_PROBLEM TO SOLVE_
Review the material and extract every line in which the word "type" occurs.

[Data entries for graphics]
START

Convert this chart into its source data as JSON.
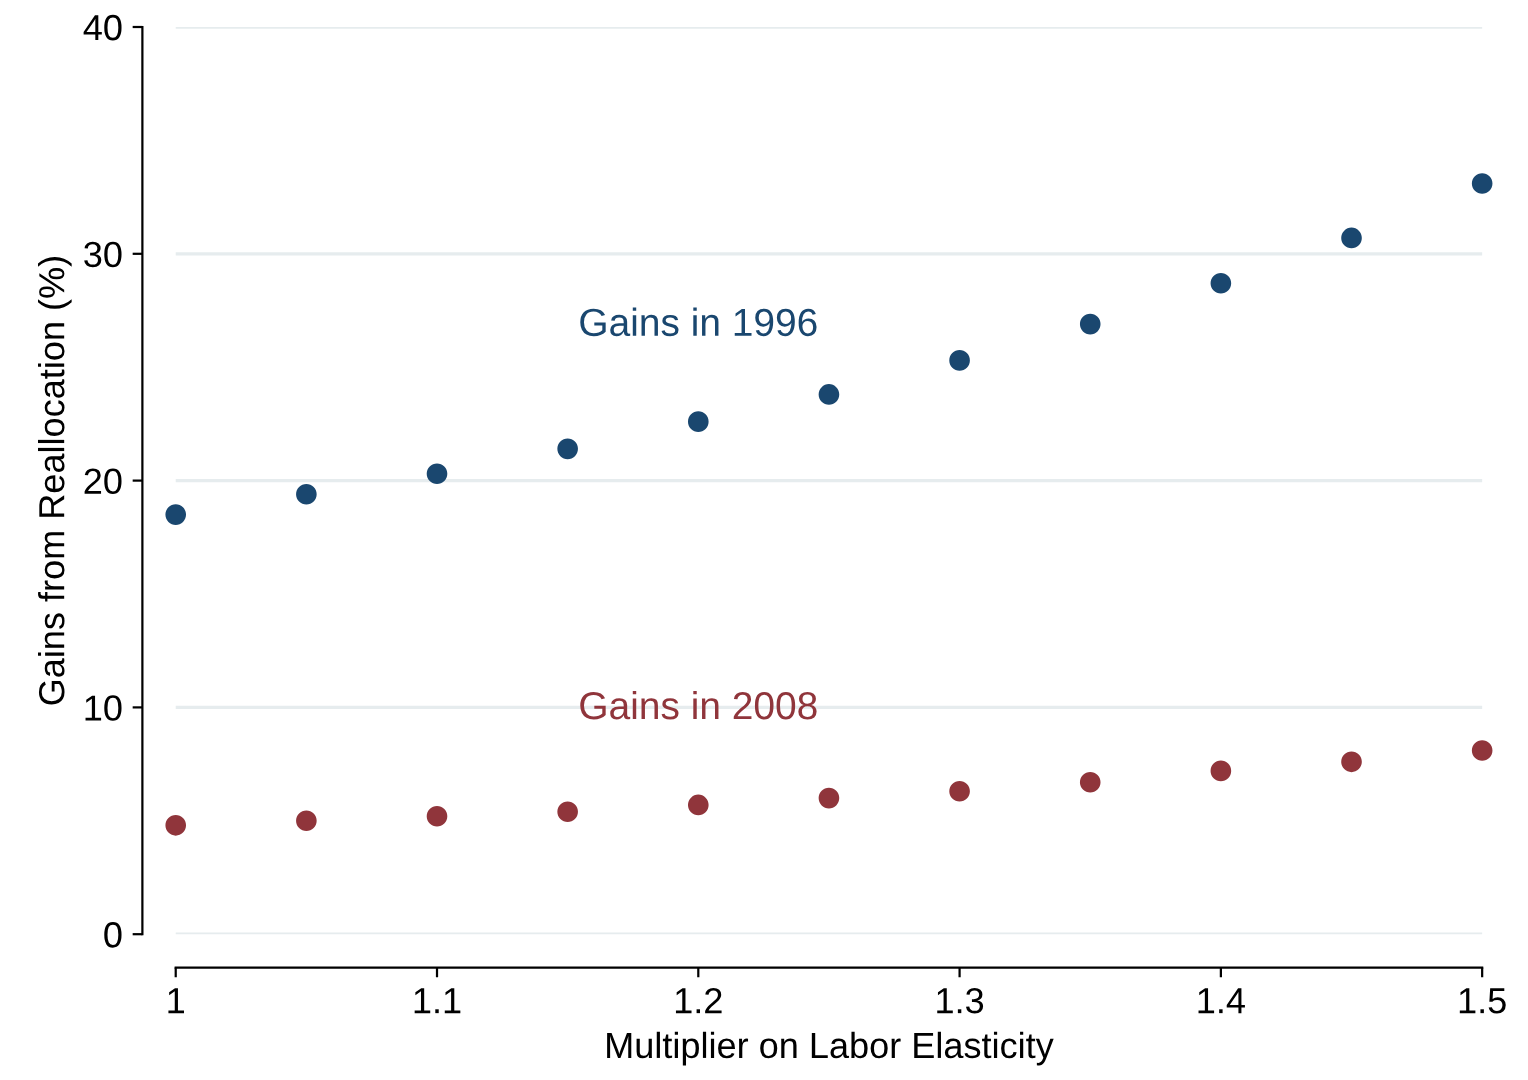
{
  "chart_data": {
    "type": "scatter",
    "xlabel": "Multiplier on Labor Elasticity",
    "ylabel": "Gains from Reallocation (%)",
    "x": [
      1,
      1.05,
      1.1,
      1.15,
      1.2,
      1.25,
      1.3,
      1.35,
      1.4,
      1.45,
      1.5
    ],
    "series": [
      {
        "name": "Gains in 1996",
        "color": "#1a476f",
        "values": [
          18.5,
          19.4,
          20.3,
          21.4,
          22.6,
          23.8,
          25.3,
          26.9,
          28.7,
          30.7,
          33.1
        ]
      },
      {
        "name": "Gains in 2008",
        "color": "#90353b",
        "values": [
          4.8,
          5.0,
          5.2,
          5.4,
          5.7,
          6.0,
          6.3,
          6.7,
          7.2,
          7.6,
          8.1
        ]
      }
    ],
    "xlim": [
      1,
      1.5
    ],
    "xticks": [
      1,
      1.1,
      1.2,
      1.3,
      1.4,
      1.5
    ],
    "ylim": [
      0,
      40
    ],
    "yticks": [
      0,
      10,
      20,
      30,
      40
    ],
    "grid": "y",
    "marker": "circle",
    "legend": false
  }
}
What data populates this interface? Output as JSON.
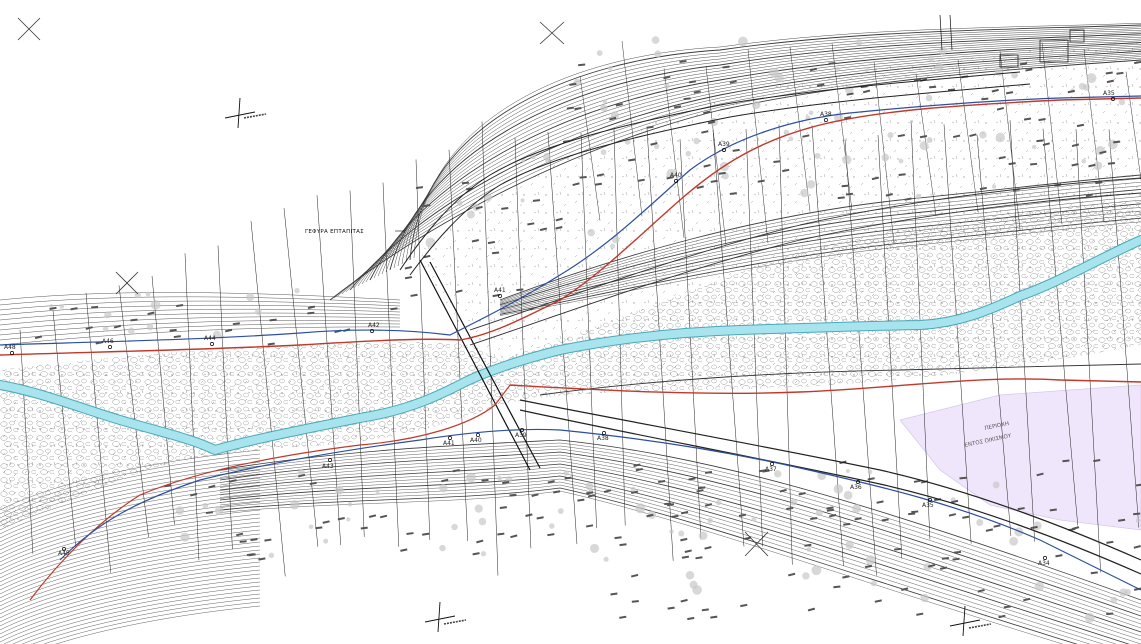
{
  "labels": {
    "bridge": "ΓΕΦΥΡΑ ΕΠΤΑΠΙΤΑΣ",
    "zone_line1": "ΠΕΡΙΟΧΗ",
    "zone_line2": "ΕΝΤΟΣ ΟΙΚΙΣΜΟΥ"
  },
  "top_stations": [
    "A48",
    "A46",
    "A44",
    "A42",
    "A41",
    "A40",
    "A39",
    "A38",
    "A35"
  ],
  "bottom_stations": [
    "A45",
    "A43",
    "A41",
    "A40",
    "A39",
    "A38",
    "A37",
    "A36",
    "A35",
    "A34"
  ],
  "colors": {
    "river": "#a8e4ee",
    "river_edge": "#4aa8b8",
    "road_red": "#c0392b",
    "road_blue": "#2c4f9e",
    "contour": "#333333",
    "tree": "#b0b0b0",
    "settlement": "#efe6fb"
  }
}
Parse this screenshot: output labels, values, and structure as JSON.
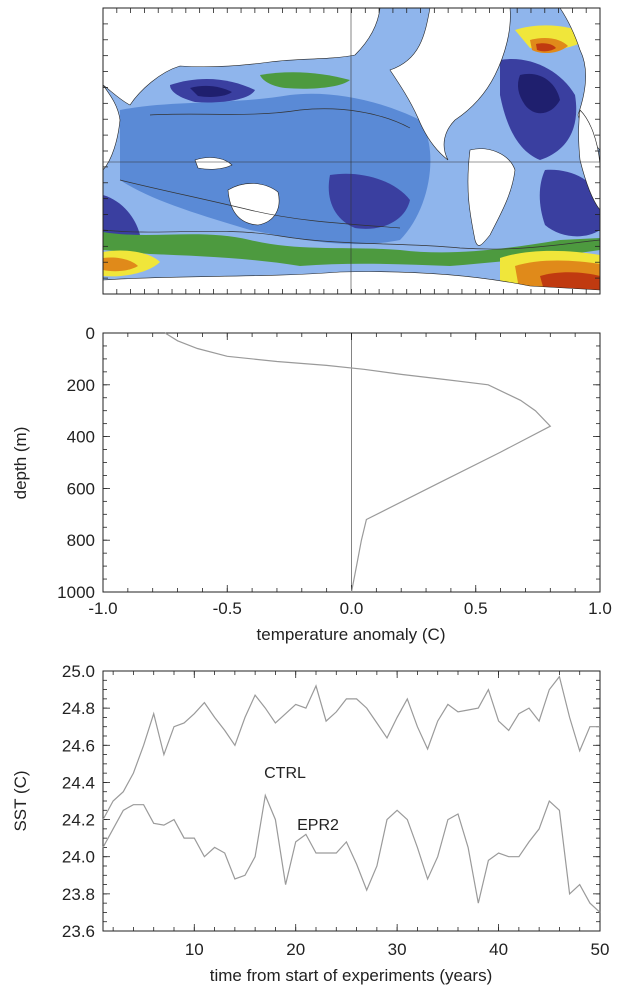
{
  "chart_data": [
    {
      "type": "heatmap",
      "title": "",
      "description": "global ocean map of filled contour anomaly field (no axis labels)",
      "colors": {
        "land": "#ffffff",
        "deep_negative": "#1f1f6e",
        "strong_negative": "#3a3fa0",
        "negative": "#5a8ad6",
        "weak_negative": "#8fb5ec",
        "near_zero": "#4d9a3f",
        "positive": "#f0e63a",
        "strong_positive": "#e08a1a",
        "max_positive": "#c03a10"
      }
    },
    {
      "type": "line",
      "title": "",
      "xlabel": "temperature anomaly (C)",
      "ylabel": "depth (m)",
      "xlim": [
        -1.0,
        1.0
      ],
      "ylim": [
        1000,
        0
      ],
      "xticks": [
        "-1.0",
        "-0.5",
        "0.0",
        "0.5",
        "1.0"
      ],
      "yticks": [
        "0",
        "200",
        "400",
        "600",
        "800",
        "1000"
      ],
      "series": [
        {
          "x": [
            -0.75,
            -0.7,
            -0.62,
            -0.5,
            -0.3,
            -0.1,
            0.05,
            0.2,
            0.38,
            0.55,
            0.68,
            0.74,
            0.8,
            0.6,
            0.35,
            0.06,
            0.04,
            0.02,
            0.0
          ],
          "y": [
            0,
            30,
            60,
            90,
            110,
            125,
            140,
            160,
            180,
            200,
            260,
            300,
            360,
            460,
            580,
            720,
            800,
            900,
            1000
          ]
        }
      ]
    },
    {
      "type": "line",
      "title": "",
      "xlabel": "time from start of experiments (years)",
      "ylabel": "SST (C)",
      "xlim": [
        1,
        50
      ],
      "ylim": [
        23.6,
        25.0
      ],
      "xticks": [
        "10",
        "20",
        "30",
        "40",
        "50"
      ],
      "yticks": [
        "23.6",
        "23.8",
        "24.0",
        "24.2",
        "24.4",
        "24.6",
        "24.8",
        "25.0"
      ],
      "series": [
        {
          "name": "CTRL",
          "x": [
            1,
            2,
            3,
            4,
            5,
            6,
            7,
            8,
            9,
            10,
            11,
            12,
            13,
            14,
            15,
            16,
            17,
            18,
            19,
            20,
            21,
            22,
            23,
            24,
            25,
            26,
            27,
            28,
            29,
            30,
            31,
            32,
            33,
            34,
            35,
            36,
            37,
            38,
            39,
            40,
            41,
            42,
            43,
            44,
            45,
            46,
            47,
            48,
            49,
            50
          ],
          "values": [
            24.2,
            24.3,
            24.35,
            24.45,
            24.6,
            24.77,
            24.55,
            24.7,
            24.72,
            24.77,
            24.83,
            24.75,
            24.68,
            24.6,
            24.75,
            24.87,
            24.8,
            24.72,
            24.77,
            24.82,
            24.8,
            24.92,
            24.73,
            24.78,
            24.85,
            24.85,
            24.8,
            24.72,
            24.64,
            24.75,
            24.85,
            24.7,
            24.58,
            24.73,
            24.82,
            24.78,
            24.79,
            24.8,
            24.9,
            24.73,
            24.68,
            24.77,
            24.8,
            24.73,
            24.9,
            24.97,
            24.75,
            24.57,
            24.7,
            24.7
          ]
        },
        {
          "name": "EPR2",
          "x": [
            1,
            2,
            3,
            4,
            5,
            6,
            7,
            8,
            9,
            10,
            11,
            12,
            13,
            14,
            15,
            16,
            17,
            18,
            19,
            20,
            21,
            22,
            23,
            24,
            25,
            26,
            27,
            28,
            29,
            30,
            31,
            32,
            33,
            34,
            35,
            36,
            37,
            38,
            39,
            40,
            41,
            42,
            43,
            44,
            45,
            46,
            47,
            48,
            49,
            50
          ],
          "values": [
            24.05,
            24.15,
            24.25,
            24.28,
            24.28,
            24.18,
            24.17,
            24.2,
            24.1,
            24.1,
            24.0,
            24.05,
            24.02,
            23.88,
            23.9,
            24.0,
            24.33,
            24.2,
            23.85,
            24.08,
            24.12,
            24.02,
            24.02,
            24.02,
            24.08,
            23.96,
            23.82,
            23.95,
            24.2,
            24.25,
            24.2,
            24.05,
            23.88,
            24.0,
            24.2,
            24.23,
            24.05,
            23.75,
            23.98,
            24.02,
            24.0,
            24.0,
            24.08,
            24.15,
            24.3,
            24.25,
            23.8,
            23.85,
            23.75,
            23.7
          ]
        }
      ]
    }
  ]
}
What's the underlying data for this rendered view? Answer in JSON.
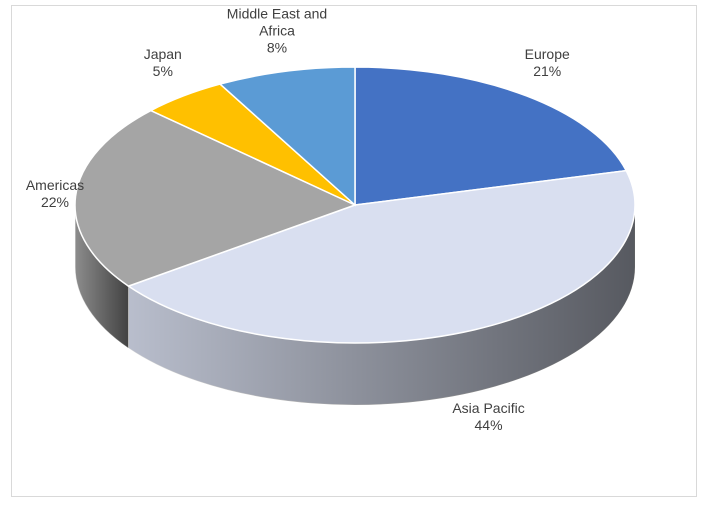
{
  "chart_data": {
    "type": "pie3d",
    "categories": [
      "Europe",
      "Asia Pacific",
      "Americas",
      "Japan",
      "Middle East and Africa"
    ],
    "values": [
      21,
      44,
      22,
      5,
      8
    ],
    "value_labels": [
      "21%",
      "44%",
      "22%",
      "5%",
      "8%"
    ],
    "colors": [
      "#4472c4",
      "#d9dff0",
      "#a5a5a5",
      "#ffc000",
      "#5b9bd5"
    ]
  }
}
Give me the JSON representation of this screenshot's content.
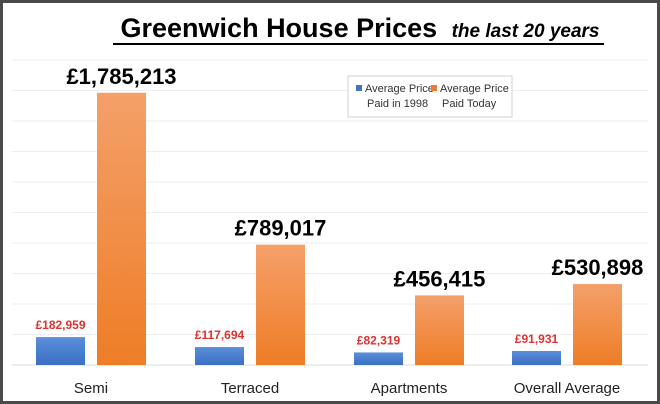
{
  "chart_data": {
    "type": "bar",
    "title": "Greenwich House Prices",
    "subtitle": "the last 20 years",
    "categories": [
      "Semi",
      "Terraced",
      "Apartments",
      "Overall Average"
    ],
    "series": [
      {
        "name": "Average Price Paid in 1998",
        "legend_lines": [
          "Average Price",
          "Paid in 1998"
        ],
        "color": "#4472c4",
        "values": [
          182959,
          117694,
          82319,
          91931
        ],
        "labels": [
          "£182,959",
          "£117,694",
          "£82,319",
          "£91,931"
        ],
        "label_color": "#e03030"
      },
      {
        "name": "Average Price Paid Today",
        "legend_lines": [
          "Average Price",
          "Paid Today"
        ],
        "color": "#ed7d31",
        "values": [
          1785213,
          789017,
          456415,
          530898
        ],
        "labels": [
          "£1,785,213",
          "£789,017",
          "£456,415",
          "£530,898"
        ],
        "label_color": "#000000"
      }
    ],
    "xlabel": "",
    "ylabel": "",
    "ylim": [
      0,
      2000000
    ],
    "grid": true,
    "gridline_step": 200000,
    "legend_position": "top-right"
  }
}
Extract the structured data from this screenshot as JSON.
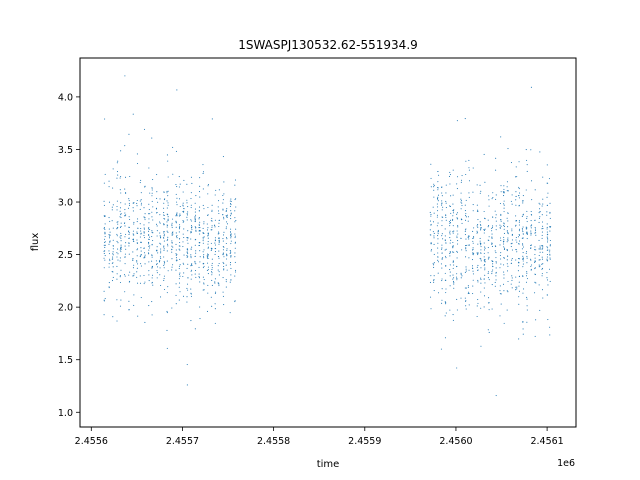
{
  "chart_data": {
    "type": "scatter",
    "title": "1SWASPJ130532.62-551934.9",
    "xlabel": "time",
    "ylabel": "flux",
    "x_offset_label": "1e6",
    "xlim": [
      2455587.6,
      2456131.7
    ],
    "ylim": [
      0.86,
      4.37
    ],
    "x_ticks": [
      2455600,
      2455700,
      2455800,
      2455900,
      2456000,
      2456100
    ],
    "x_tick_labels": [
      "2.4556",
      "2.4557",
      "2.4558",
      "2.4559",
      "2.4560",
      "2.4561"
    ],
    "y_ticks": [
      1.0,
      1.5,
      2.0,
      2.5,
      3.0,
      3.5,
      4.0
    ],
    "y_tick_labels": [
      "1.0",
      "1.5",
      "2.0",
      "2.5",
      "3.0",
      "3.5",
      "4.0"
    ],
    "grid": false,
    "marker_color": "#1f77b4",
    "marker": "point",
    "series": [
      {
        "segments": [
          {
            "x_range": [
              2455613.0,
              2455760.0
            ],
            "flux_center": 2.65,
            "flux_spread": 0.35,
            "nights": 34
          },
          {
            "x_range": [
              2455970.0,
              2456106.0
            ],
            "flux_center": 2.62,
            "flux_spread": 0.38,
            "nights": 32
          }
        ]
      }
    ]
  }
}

END

_EXERCISE ANSWER_
    "type": "scatter",
      "type": "heatmap",
      "type": "line",
      "type": "line",
    "type": "pie3d",
    "type": "bar",
    "type": "scatter",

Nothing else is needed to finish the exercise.